■ The exercise:
Set out each line from the following listing that includes the word "JSON".

═══ Record list

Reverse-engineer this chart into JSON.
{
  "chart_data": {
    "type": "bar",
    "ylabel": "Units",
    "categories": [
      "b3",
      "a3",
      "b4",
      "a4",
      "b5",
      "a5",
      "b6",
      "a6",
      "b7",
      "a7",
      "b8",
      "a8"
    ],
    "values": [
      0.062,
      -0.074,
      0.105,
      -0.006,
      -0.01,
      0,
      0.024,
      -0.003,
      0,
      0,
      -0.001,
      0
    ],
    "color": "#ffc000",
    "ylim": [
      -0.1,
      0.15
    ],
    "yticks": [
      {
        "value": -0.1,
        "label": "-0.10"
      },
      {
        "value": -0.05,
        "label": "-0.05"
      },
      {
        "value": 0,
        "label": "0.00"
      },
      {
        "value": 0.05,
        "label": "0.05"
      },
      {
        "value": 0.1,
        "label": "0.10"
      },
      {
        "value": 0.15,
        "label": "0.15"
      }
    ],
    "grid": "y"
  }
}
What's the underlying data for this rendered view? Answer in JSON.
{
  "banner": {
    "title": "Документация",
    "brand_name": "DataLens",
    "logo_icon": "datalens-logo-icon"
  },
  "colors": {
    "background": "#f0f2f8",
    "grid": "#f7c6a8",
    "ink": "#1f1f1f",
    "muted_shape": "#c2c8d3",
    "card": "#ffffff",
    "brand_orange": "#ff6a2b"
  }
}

══════

■ Exercise solution:
Reverse-engineer this chart into JSON.
What's the underlying data for this rendered view? Answer in JSON.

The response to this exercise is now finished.